**Exercise details:** Return the full material exactly.

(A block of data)
____________________
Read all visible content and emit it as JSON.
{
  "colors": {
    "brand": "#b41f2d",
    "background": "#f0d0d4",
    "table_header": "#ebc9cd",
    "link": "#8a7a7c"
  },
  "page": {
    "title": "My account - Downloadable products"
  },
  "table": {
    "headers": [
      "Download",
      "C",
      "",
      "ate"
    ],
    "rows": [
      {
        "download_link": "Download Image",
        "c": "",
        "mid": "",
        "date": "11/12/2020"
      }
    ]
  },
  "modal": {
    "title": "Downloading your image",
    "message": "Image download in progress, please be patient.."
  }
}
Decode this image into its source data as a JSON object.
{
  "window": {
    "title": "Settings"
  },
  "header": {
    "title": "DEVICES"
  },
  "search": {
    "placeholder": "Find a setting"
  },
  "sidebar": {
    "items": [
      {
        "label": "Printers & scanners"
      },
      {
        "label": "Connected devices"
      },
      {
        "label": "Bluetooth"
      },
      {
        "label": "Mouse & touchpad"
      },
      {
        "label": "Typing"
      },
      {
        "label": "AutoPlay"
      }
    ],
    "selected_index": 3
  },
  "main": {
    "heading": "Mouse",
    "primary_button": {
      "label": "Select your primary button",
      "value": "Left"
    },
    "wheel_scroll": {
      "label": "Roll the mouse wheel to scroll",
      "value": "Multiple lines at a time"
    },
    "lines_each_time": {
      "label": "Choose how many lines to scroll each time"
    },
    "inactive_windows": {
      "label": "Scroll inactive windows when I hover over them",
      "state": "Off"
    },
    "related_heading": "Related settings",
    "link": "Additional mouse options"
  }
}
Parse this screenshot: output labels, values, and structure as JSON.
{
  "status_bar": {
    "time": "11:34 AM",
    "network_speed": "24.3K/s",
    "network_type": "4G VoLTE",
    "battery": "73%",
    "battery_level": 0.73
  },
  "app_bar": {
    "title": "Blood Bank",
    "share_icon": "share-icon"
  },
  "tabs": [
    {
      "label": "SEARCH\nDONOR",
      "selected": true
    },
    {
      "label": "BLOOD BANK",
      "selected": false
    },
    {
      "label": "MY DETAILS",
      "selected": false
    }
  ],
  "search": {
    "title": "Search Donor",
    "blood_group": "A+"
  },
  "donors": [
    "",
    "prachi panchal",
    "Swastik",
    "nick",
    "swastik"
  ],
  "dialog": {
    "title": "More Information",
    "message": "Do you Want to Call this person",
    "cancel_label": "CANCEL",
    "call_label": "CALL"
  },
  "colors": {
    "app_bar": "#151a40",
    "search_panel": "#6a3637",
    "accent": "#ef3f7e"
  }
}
____________________
**Answer to the problem:**
Read all visible content and emit it as JSON.
{
  "colors": {
    "brand": "#b41f2d",
    "background": "#f0d0d4",
    "table_header": "#ebc9cd",
    "link": "#8a7a7c"
  },
  "page": {
    "title": "My account - Downloadable products"
  },
  "table": {
    "headers": [
      "Download",
      "C",
      "",
      "ate"
    ],
    "rows": [
      {
        "download_link": "Download Image",
        "c": "",
        "mid": "",
        "date": "11/12/2020"
      }
    ]
  },
  "modal": {
    "title": "Downloading your image",
    "message": "Image download in progress, please be patient.."
  }
}
Decode this image into its source data as a JSON object.
{
  "window": {
    "title": "Settings"
  },
  "header": {
    "title": "DEVICES"
  },
  "search": {
    "placeholder": "Find a setting"
  },
  "sidebar": {
    "items": [
      {
        "label": "Printers & scanners"
      },
      {
        "label": "Connected devices"
      },
      {
        "label": "Bluetooth"
      },
      {
        "label": "Mouse & touchpad"
      },
      {
        "label": "Typing"
      },
      {
        "label": "AutoPlay"
      }
    ],
    "selected_index": 3
  },
  "main": {
    "heading": "Mouse",
    "primary_button": {
      "label": "Select your primary button",
      "value": "Left"
    },
    "wheel_scroll": {
      "label": "Roll the mouse wheel to scroll",
      "value": "Multiple lines at a time"
    },
    "lines_each_time": {
      "label": "Choose how many lines to scroll each time"
    },
    "inactive_windows": {
      "label": "Scroll inactive windows when I hover over them",
      "state": "Off"
    },
    "related_heading": "Related settings",
    "link": "Additional mouse options"
  }
}
Parse this screenshot: output labels, values, and structure as JSON.
{
  "status_bar": {
    "time": "11:34 AM",
    "network_speed": "24.3K/s",
    "network_type": "4G VoLTE",
    "battery": "73%",
    "battery_level": 0.73
  },
  "app_bar": {
    "title": "Blood Bank",
    "share_icon": "share-icon"
  },
  "tabs": [
    {
      "label": "SEARCH\nDONOR",
      "selected": true
    },
    {
      "label": "BLOOD BANK",
      "selected": false
    },
    {
      "label": "MY DETAILS",
      "selected": false
    }
  ],
  "search": {
    "title": "Search Donor",
    "blood_group": "A+"
  },
  "donors": [
    "",
    "prachi panchal",
    "Swastik",
    "nick",
    "swastik"
  ],
  "dialog": {
    "title": "More Information",
    "message": "Do you Want to Call this person",
    "cancel_label": "CANCEL",
    "call_label": "CALL"
  },
  "colors": {
    "app_bar": "#151a40",
    "search_panel": "#6a3637",
    "accent": "#ef3f7e"
  }
}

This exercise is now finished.